[Lines of data]
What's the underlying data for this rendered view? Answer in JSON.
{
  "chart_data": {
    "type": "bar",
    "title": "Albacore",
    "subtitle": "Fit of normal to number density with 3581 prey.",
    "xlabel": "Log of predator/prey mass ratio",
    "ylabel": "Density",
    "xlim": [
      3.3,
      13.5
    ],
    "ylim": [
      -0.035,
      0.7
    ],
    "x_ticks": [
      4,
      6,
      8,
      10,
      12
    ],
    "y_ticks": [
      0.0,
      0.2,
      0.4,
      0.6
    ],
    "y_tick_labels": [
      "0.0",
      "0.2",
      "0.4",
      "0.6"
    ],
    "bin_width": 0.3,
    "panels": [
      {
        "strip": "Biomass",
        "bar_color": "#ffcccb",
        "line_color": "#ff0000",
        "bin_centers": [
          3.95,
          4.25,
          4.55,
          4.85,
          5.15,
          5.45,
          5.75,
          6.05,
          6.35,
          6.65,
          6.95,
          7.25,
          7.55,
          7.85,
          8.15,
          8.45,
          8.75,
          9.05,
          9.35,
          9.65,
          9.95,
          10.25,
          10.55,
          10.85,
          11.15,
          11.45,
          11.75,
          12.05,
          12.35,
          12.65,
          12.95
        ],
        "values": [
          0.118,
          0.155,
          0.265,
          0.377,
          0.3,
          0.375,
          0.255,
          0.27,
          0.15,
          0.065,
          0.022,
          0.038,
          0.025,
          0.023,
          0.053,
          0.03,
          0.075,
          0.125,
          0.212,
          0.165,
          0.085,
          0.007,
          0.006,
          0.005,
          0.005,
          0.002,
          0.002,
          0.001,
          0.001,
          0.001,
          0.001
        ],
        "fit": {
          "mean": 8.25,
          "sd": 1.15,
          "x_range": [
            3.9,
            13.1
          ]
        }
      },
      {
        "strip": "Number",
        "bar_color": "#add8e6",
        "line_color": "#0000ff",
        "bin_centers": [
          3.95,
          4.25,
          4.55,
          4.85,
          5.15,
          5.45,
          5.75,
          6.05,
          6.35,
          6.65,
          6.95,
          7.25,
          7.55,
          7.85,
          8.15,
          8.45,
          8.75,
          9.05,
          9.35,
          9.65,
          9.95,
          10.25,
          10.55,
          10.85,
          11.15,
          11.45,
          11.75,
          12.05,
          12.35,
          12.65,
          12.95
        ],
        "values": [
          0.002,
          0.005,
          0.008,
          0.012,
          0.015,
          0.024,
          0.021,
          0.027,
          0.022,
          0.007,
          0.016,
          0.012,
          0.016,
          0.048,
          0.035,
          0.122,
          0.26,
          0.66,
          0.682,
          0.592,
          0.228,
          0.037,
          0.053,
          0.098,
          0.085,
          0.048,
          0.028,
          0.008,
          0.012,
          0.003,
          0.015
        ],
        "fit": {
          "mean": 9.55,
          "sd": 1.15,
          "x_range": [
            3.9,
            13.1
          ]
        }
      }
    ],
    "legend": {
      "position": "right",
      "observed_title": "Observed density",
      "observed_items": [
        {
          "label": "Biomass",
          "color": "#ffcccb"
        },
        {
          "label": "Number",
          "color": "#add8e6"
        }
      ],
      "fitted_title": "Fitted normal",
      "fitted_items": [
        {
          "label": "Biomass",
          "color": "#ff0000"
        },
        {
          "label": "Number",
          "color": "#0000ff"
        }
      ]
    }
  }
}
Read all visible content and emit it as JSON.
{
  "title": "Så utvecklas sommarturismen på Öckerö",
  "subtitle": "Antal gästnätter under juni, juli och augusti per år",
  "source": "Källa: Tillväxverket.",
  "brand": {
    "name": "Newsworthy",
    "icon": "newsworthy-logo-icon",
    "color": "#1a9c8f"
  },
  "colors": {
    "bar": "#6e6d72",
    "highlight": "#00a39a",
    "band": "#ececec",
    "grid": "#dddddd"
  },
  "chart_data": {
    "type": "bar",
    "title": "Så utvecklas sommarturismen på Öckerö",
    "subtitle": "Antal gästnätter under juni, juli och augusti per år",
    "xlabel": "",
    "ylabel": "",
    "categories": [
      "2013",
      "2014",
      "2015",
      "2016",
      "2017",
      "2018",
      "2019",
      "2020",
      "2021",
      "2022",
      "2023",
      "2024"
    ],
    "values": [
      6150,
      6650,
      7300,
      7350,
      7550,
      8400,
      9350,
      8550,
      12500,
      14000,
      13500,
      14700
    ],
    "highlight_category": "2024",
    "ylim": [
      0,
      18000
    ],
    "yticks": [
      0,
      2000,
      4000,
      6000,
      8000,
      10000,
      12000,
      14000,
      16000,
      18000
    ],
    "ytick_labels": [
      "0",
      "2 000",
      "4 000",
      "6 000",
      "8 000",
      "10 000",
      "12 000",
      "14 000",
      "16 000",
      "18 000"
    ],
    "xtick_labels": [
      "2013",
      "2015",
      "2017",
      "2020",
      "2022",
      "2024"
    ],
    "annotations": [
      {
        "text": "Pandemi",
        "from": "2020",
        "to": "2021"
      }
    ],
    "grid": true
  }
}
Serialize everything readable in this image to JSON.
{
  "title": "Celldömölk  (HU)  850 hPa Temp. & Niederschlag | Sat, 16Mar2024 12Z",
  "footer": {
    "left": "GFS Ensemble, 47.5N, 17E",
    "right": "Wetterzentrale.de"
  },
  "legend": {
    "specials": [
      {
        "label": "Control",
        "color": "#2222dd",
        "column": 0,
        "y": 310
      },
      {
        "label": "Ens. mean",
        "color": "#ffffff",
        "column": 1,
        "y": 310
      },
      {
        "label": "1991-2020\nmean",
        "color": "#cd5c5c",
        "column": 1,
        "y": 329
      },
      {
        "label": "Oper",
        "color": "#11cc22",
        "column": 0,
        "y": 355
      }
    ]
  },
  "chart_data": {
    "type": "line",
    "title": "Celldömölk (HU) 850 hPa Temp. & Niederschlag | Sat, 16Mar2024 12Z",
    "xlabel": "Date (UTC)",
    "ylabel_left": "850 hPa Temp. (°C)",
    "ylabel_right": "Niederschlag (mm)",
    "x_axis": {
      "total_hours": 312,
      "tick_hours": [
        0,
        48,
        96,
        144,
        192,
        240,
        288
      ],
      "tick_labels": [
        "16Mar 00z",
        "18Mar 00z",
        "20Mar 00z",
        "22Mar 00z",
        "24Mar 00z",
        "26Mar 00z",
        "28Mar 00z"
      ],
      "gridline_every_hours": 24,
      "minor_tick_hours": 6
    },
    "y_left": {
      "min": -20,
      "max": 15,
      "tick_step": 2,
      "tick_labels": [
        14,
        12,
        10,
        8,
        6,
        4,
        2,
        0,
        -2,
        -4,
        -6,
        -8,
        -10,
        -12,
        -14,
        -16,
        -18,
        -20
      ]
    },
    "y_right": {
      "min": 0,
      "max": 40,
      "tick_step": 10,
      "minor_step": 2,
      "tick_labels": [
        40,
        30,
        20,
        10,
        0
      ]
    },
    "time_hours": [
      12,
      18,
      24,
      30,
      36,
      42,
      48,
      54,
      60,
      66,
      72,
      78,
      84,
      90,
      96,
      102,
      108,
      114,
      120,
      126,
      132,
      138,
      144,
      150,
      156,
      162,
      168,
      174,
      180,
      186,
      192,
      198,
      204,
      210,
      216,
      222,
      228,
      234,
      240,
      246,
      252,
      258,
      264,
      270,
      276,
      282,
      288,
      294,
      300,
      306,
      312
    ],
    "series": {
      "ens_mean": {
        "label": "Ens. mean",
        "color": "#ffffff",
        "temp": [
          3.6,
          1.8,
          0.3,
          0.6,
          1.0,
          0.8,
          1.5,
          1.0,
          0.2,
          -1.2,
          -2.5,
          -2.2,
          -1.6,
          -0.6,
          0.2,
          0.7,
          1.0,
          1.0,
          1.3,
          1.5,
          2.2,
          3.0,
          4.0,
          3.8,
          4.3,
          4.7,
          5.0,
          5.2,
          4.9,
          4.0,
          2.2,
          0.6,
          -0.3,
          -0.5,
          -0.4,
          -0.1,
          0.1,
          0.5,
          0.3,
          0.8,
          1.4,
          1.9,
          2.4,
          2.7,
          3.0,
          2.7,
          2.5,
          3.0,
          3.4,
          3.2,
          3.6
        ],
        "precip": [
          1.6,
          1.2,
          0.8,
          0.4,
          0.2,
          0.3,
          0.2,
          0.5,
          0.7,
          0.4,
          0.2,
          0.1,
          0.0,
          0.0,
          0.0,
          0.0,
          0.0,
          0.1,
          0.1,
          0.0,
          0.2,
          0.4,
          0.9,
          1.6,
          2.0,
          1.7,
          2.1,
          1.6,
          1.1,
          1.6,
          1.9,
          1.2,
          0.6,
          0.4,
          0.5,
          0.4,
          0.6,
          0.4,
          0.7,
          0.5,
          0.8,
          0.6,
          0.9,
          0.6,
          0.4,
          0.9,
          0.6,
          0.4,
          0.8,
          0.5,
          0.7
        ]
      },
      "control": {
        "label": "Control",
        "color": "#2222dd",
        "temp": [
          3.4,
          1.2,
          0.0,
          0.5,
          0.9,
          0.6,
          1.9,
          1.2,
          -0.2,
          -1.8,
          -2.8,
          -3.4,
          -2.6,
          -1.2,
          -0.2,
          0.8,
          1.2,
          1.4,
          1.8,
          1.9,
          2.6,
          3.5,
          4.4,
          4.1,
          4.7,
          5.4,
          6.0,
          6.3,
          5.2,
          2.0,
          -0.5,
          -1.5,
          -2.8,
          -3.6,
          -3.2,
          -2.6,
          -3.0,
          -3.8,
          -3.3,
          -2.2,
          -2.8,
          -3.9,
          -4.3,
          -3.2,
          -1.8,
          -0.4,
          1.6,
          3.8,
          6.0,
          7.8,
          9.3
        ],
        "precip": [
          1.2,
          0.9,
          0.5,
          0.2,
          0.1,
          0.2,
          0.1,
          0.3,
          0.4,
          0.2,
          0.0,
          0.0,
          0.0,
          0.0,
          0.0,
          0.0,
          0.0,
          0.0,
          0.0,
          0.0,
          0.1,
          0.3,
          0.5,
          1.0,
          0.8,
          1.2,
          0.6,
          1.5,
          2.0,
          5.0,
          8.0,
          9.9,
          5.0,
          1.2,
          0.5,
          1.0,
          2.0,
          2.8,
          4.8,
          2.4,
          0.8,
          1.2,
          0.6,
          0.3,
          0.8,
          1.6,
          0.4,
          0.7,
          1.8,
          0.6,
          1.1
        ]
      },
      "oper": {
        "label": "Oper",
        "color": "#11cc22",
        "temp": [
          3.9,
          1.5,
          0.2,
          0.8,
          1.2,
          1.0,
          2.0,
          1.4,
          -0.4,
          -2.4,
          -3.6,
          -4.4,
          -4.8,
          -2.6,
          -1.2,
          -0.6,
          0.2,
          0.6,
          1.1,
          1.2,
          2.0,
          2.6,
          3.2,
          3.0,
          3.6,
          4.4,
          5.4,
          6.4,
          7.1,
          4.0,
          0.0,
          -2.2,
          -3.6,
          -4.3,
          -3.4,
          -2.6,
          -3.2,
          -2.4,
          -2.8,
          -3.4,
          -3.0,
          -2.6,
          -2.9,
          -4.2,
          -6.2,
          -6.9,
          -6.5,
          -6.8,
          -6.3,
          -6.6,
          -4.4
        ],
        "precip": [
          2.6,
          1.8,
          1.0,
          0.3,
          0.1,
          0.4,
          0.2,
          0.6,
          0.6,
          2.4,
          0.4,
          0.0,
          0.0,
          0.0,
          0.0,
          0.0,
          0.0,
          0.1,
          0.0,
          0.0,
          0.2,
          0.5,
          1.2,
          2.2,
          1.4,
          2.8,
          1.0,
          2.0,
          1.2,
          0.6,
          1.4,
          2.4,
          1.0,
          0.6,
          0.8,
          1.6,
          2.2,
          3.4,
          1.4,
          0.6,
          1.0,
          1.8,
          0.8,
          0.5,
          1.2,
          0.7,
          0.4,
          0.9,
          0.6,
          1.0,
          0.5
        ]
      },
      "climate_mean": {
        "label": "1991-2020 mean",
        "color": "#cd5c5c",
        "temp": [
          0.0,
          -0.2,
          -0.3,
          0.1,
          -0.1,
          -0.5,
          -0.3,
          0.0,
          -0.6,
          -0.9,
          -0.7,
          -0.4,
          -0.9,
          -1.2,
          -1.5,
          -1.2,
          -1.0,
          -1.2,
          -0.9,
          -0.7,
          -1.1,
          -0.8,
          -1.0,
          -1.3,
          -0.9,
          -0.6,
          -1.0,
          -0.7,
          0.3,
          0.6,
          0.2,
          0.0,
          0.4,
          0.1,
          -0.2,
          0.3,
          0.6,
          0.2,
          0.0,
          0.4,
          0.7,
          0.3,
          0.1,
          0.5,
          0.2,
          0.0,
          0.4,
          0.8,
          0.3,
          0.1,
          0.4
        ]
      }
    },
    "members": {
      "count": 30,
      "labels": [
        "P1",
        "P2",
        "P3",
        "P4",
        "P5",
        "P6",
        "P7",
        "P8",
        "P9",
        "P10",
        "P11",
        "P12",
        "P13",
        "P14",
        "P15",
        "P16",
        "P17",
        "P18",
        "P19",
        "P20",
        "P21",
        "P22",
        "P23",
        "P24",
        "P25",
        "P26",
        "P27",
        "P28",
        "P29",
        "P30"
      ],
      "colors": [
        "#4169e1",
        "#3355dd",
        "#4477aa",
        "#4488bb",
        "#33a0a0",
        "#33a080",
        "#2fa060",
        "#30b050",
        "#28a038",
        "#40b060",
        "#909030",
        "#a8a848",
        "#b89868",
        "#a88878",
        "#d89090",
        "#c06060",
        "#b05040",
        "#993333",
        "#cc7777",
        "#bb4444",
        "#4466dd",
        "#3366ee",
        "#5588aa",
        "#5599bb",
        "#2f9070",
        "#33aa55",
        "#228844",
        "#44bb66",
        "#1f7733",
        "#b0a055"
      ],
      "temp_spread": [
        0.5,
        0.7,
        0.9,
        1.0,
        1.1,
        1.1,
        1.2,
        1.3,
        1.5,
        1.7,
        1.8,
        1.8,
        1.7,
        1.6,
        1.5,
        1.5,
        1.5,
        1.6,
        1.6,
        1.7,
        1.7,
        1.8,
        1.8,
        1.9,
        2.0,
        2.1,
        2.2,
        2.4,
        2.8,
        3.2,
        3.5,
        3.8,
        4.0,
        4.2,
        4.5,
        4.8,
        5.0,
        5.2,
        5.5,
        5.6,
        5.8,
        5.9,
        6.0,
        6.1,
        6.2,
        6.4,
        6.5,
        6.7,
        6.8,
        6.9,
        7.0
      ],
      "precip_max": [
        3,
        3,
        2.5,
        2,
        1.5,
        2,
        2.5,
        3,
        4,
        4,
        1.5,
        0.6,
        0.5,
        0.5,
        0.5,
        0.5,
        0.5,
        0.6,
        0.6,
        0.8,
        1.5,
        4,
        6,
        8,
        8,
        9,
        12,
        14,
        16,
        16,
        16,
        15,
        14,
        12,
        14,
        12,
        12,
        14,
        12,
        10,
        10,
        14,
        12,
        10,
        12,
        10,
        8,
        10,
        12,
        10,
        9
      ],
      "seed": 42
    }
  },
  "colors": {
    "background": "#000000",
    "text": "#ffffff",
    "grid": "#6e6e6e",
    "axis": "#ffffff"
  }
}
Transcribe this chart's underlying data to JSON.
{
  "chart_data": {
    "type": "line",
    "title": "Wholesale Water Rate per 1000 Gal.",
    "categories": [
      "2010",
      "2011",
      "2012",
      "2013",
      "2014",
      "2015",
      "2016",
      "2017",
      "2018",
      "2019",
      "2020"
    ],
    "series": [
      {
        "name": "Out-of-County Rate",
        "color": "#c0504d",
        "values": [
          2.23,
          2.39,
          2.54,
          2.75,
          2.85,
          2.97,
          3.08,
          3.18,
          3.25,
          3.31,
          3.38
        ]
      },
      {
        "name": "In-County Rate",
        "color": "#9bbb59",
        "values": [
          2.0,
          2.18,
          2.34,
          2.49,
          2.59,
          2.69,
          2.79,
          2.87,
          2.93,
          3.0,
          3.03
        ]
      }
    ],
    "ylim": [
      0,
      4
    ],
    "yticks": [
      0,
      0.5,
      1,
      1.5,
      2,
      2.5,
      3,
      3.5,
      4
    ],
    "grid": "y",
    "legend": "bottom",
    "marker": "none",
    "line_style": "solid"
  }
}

### Work instructions
Above are lines of data; state how many of them contain the word "name", with no other output.

### Response to the task
3